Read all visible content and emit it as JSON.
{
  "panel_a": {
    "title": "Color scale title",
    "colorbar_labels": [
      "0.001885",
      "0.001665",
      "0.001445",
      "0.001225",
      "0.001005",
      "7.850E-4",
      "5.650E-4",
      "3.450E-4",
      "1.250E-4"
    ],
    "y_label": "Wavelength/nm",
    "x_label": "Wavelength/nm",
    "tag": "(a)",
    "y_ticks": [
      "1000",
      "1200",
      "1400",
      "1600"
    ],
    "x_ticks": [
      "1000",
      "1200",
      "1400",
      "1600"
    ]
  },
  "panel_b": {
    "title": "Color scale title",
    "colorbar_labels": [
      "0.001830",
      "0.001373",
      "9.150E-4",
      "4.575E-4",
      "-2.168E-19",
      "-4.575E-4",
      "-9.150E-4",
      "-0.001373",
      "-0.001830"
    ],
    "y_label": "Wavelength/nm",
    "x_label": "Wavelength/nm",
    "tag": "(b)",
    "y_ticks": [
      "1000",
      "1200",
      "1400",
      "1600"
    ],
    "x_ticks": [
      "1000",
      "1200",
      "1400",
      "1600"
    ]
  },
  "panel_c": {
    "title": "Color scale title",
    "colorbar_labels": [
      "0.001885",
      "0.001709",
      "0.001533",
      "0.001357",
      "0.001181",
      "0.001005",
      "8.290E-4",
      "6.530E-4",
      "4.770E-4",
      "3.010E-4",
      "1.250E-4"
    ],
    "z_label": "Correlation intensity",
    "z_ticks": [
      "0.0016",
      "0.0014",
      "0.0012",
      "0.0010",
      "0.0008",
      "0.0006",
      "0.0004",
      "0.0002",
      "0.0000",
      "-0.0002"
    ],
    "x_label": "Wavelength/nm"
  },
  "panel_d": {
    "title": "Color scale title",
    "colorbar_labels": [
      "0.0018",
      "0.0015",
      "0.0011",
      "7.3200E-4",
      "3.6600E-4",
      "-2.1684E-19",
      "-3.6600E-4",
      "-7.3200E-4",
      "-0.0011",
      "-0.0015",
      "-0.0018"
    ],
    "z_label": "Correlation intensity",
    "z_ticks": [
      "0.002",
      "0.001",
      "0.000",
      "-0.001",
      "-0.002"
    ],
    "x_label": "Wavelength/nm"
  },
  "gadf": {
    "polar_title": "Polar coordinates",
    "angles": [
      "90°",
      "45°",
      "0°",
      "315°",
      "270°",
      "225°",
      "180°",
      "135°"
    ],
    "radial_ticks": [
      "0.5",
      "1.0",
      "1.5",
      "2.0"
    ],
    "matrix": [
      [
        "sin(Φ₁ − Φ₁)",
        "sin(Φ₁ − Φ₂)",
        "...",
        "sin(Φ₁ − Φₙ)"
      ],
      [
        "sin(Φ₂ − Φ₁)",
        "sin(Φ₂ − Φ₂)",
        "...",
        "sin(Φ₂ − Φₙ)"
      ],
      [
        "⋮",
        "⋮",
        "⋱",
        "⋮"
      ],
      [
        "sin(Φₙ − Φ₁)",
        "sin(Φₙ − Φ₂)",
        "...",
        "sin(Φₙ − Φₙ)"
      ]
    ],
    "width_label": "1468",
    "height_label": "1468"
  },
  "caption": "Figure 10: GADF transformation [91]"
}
_ _ _ _ _ _ _
◆ **Written task**
Using the data above, reproduce every line exactly.

◆ **Finished answer**
Read all visible content and emit it as JSON.
{
  "panel_a": {
    "title": "Color scale title",
    "colorbar_labels": [
      "0.001885",
      "0.001665",
      "0.001445",
      "0.001225",
      "0.001005",
      "7.850E-4",
      "5.650E-4",
      "3.450E-4",
      "1.250E-4"
    ],
    "y_label": "Wavelength/nm",
    "x_label": "Wavelength/nm",
    "tag": "(a)",
    "y_ticks": [
      "1000",
      "1200",
      "1400",
      "1600"
    ],
    "x_ticks": [
      "1000",
      "1200",
      "1400",
      "1600"
    ]
  },
  "panel_b": {
    "title": "Color scale title",
    "colorbar_labels": [
      "0.001830",
      "0.001373",
      "9.150E-4",
      "4.575E-4",
      "-2.168E-19",
      "-4.575E-4",
      "-9.150E-4",
      "-0.001373",
      "-0.001830"
    ],
    "y_label": "Wavelength/nm",
    "x_label": "Wavelength/nm",
    "tag": "(b)",
    "y_ticks": [
      "1000",
      "1200",
      "1400",
      "1600"
    ],
    "x_ticks": [
      "1000",
      "1200",
      "1400",
      "1600"
    ]
  },
  "panel_c": {
    "title": "Color scale title",
    "colorbar_labels": [
      "0.001885",
      "0.001709",
      "0.001533",
      "0.001357",
      "0.001181",
      "0.001005",
      "8.290E-4",
      "6.530E-4",
      "4.770E-4",
      "3.010E-4",
      "1.250E-4"
    ],
    "z_label": "Correlation intensity",
    "z_ticks": [
      "0.0016",
      "0.0014",
      "0.0012",
      "0.0010",
      "0.0008",
      "0.0006",
      "0.0004",
      "0.0002",
      "0.0000",
      "-0.0002"
    ],
    "x_label": "Wavelength/nm"
  },
  "panel_d": {
    "title": "Color scale title",
    "colorbar_labels": [
      "0.0018",
      "0.0015",
      "0.0011",
      "7.3200E-4",
      "3.6600E-4",
      "-2.1684E-19",
      "-3.6600E-4",
      "-7.3200E-4",
      "-0.0011",
      "-0.0015",
      "-0.0018"
    ],
    "z_label": "Correlation intensity",
    "z_ticks": [
      "0.002",
      "0.001",
      "0.000",
      "-0.001",
      "-0.002"
    ],
    "x_label": "Wavelength/nm"
  },
  "gadf": {
    "polar_title": "Polar coordinates",
    "angles": [
      "90°",
      "45°",
      "0°",
      "315°",
      "270°",
      "225°",
      "180°",
      "135°"
    ],
    "radial_ticks": [
      "0.5",
      "1.0",
      "1.5",
      "2.0"
    ],
    "matrix": [
      [
        "sin(Φ₁ − Φ₁)",
        "sin(Φ₁ − Φ₂)",
        "...",
        "sin(Φ₁ − Φₙ)"
      ],
      [
        "sin(Φ₂ − Φ₁)",
        "sin(Φ₂ − Φ₂)",
        "...",
        "sin(Φ₂ − Φₙ)"
      ],
      [
        "⋮",
        "⋮",
        "⋱",
        "⋮"
      ],
      [
        "sin(Φₙ − Φ₁)",
        "sin(Φₙ − Φ₂)",
        "...",
        "sin(Φₙ − Φₙ)"
      ]
    ],
    "width_label": "1468",
    "height_label": "1468"
  },
  "caption": "Figure 10: GADF transformation [91]"
}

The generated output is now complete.